EXERCISE AIM:
Extract from the listing each line in which the word "Выгрузка" appears.
start MATERIAL
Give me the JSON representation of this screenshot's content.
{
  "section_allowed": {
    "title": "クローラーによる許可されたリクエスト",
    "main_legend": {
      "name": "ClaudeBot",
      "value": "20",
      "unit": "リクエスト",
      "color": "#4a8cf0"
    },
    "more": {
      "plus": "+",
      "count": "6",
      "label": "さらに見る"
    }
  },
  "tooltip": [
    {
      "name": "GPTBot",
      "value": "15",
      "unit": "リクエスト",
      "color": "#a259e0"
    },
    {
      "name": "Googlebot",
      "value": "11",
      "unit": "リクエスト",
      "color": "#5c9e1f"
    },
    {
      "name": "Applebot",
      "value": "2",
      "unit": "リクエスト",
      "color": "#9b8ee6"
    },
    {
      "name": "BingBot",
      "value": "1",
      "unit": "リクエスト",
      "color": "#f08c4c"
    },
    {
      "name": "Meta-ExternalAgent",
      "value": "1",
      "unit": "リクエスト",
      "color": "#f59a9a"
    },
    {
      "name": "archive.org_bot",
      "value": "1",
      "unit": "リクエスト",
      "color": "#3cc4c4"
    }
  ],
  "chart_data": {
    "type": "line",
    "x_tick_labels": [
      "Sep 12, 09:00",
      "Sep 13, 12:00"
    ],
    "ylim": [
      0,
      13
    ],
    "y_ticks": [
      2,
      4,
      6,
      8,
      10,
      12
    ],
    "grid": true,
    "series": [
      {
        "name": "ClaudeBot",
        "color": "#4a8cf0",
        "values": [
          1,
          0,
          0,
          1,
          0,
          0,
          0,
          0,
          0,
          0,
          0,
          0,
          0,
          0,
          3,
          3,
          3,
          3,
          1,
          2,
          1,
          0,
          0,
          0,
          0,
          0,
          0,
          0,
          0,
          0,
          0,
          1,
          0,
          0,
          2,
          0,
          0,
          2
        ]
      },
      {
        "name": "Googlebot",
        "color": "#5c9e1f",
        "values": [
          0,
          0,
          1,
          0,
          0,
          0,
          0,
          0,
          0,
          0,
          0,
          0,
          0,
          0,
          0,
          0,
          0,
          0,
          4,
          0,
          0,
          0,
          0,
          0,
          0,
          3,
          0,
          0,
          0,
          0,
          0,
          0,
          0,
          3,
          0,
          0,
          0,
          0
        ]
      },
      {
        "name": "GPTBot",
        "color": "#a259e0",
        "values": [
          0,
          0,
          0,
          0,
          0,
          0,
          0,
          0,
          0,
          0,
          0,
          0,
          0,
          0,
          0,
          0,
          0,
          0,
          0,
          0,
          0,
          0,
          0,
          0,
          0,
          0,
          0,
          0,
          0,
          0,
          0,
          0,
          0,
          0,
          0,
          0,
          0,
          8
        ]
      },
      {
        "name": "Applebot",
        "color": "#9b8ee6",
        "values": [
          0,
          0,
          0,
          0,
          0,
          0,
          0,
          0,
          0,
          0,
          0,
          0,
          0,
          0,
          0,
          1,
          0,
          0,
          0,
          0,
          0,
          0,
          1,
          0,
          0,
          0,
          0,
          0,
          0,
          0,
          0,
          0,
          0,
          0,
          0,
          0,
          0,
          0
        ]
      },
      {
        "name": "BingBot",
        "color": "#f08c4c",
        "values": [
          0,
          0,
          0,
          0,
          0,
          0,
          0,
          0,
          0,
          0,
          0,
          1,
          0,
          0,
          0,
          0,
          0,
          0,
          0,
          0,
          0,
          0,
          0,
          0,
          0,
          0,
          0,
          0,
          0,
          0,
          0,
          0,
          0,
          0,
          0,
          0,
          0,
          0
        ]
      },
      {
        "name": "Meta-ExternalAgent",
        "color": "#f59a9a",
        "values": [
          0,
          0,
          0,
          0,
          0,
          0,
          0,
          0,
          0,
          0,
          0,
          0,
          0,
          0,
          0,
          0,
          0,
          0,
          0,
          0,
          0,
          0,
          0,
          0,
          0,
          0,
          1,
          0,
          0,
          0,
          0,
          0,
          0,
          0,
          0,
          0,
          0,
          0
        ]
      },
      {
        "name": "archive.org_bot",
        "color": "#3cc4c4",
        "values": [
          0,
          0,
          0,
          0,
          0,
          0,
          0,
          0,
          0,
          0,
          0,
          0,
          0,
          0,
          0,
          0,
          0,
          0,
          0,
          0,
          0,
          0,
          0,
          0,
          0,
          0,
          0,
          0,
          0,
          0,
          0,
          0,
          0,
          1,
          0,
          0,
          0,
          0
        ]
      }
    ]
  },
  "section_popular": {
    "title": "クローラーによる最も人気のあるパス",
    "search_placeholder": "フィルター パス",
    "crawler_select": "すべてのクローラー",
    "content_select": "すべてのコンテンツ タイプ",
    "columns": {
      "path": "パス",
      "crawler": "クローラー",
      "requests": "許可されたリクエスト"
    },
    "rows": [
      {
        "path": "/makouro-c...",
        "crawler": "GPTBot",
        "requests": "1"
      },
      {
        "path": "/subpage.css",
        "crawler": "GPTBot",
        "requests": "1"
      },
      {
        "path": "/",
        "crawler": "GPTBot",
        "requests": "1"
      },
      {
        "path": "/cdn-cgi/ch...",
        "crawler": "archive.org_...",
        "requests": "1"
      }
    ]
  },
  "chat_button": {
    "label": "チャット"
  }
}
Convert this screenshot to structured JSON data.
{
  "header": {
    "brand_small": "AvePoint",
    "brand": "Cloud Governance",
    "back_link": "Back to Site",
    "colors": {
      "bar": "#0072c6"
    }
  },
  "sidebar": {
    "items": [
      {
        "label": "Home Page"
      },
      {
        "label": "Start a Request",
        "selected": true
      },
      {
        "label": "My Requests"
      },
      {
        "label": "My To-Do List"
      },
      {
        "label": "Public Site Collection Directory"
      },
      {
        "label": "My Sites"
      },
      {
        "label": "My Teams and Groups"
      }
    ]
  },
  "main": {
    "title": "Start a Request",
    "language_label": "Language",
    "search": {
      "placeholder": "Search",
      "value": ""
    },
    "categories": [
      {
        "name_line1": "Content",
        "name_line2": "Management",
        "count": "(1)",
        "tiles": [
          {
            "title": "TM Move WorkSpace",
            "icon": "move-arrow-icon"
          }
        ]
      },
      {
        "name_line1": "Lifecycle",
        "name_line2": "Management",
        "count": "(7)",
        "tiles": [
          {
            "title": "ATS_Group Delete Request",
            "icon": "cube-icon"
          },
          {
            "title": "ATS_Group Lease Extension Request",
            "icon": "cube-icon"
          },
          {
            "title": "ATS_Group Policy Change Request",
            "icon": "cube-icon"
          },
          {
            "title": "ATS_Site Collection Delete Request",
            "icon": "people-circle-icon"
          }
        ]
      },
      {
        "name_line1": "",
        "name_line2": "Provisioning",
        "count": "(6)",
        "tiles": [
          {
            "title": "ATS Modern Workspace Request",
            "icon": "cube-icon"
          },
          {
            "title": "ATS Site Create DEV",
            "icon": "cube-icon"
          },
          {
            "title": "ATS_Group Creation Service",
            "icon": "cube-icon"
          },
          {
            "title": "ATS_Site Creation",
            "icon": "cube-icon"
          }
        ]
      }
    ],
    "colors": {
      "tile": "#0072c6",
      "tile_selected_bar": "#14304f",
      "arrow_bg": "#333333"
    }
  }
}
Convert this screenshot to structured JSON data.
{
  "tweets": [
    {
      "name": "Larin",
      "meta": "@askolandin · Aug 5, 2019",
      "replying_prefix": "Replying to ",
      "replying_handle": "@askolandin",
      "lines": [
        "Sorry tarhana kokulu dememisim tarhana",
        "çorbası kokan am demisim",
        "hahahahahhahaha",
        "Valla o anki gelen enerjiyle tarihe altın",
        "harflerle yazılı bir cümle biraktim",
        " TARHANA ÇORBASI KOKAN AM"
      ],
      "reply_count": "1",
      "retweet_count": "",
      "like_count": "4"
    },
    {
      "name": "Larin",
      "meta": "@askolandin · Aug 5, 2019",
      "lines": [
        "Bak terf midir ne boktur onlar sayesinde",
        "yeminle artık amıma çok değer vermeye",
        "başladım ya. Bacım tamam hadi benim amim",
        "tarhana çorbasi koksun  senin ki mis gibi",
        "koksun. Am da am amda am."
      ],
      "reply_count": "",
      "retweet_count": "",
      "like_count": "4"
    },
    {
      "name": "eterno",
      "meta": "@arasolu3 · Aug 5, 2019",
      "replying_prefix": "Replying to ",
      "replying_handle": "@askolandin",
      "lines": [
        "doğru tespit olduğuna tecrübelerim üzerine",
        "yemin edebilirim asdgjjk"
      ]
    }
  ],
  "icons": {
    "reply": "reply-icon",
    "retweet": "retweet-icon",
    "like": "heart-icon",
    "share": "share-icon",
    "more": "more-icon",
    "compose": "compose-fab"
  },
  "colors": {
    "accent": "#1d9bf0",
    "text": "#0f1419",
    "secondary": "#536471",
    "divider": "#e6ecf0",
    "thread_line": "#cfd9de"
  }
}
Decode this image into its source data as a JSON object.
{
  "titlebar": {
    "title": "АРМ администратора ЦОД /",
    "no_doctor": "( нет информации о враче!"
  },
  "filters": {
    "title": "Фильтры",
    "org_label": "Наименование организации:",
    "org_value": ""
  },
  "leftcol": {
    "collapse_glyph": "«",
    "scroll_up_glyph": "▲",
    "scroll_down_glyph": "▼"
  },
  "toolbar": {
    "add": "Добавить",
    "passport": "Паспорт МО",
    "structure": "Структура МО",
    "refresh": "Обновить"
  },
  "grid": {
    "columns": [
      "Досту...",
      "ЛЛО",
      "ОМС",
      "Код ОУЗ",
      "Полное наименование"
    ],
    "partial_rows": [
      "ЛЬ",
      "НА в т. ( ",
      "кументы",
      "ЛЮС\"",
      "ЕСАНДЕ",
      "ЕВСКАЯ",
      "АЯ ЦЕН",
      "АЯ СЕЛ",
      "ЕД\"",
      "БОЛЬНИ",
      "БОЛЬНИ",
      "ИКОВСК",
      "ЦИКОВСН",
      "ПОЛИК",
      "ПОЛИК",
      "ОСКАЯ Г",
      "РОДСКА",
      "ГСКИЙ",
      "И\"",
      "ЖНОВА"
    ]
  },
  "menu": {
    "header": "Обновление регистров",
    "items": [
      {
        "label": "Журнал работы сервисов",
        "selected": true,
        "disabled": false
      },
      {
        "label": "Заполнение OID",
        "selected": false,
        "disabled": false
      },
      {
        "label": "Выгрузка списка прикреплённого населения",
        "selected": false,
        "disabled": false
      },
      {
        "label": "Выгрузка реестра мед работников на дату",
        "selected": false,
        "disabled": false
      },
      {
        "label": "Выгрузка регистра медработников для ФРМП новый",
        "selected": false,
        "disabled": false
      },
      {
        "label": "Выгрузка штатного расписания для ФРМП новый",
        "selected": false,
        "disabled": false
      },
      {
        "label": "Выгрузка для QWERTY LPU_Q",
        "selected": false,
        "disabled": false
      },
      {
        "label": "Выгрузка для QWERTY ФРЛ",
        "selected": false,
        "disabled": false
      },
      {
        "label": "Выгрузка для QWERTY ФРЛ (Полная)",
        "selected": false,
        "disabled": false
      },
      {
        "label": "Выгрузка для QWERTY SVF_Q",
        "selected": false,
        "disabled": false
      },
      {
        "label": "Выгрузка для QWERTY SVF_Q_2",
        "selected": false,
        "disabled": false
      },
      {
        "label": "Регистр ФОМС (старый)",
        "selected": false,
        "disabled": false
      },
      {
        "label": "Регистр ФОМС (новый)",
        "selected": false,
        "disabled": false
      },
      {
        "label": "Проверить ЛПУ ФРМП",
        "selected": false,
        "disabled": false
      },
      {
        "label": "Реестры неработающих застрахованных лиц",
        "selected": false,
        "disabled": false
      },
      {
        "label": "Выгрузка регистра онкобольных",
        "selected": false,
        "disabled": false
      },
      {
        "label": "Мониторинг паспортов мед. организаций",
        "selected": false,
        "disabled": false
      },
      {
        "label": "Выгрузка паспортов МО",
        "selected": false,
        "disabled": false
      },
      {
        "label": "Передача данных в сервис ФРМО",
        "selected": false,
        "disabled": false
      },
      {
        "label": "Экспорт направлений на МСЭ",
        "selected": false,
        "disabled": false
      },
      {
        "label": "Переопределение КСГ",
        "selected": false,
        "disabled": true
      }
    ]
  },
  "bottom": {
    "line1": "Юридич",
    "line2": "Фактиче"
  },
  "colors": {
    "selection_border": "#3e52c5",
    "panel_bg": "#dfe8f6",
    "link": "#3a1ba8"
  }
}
end MATERIAL
OUTPUT BELOW:
        "label": "Выгрузка списка прикреплённого населения",
        "label": "Выгрузка реестра мед работников на дату",
        "label": "Выгрузка регистра медработников для ФРМП новый",
        "label": "Выгрузка штатного расписания для ФРМП новый",
        "label": "Выгрузка для QWERTY LPU_Q",
        "label": "Выгрузка для QWERTY ФРЛ",
        "label": "Выгрузка для QWERTY ФРЛ (Полная)",
        "label": "Выгрузка для QWERTY SVF_Q",
        "label": "Выгрузка для QWERTY SVF_Q_2",
        "label": "Выгрузка регистра онкобольных",
        "label": "Выгрузка паспортов МО",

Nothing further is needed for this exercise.